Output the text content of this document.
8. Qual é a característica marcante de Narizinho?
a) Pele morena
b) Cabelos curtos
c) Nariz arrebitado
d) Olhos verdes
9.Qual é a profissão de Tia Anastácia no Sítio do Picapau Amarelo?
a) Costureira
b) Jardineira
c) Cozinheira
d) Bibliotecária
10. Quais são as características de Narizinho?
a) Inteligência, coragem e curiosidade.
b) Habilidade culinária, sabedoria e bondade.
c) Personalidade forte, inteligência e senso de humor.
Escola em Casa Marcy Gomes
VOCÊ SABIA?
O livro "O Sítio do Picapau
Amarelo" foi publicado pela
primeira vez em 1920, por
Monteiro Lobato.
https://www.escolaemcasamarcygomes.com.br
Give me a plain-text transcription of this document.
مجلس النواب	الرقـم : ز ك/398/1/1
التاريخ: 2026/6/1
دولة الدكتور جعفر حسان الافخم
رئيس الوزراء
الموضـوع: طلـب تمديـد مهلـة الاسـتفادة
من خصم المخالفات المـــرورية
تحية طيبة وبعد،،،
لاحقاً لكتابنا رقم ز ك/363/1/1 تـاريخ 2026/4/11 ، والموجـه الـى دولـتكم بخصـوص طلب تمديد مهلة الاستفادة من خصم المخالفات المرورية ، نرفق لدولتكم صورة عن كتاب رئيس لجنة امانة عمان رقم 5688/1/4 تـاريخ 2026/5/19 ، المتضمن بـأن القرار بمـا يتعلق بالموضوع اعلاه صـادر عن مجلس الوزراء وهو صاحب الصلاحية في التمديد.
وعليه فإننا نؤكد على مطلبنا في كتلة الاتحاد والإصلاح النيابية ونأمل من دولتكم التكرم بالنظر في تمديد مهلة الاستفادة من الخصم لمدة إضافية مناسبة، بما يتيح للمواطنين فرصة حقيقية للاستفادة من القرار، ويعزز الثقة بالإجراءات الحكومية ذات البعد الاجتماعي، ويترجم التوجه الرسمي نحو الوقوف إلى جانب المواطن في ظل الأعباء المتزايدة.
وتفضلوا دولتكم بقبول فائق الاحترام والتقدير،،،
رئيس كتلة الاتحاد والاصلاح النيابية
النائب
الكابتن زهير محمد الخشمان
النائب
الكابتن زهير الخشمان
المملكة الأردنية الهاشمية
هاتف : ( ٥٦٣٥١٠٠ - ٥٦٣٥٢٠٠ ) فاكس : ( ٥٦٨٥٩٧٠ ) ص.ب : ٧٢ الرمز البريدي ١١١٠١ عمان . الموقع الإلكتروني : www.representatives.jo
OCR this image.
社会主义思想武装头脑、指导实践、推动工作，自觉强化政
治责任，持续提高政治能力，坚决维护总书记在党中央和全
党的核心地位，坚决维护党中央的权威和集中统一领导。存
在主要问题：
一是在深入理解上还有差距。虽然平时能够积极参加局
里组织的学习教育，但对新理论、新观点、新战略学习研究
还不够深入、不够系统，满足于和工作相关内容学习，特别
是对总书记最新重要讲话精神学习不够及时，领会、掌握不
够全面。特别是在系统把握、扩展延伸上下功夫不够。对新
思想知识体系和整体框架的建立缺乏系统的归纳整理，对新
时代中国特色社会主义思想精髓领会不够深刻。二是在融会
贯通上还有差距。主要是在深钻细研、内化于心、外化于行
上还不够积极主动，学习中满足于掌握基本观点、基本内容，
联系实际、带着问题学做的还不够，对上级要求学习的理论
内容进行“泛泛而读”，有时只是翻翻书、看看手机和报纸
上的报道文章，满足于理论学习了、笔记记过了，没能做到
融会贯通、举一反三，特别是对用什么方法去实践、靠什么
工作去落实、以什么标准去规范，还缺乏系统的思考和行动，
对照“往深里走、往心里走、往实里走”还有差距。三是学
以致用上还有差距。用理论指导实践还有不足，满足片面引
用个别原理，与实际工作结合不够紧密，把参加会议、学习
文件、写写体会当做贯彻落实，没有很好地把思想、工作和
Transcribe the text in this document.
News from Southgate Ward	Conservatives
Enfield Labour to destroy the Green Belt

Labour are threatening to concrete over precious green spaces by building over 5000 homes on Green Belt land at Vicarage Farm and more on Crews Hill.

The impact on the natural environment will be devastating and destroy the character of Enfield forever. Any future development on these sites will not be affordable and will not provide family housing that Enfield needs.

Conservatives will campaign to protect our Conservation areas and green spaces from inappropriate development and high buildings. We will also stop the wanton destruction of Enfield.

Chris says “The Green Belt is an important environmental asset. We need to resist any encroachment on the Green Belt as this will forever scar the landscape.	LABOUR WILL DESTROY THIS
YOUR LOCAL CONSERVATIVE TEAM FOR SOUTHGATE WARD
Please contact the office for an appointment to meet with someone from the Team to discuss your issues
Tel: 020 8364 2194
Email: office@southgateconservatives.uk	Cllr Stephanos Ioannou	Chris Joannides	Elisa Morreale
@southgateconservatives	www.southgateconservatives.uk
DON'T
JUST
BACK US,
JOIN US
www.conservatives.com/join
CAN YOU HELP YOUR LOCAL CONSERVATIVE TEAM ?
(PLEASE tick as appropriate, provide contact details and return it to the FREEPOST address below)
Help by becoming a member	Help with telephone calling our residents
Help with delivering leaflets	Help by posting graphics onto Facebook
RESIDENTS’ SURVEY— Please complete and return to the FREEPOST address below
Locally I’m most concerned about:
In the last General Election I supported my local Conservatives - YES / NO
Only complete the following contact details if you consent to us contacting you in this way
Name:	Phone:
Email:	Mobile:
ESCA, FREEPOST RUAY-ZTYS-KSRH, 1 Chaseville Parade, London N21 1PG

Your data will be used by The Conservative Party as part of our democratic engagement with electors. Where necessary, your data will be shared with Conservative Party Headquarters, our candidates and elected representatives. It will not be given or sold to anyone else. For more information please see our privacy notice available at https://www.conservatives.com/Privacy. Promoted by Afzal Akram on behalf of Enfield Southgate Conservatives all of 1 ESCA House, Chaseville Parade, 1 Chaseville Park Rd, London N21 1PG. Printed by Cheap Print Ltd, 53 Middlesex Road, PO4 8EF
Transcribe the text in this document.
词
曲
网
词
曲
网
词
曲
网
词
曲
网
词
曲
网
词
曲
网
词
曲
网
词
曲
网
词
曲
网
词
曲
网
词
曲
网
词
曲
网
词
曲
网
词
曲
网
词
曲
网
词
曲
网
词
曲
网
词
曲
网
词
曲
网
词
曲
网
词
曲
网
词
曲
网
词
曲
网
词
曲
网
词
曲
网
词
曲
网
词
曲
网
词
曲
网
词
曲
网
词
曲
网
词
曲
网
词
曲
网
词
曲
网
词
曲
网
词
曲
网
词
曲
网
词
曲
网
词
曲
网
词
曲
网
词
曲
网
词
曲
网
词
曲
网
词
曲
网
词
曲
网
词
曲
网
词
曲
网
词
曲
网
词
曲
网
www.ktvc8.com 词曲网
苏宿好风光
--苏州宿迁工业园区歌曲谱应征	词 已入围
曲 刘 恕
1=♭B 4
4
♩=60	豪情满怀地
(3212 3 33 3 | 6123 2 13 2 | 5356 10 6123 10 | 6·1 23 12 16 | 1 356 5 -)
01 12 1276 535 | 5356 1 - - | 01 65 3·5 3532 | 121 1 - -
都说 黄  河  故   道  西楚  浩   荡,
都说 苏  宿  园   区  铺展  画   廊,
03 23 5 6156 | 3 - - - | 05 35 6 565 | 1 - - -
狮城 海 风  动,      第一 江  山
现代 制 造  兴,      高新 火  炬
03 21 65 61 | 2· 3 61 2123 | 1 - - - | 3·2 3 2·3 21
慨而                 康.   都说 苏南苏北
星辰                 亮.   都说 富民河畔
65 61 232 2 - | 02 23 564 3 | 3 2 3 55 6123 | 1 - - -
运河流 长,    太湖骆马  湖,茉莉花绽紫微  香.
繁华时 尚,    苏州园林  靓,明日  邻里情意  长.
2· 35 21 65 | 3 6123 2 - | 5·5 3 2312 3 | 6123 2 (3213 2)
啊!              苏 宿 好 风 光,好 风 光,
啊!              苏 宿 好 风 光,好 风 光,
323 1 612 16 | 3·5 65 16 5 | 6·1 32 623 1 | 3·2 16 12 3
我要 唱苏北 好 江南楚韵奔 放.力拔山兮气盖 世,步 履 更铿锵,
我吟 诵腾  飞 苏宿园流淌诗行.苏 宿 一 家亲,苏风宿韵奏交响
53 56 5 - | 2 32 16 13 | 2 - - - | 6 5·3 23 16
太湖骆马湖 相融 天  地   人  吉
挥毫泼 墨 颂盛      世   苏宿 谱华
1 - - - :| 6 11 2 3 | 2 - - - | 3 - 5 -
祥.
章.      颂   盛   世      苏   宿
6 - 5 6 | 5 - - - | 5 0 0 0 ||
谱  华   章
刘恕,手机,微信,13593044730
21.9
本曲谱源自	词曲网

§ What this task involves:
All lines above with "Narizinho" in them should be returned.

§ Finished exercise:
8. Qual é a característica marcante de Narizinho?
10. Quais são as características de Narizinho?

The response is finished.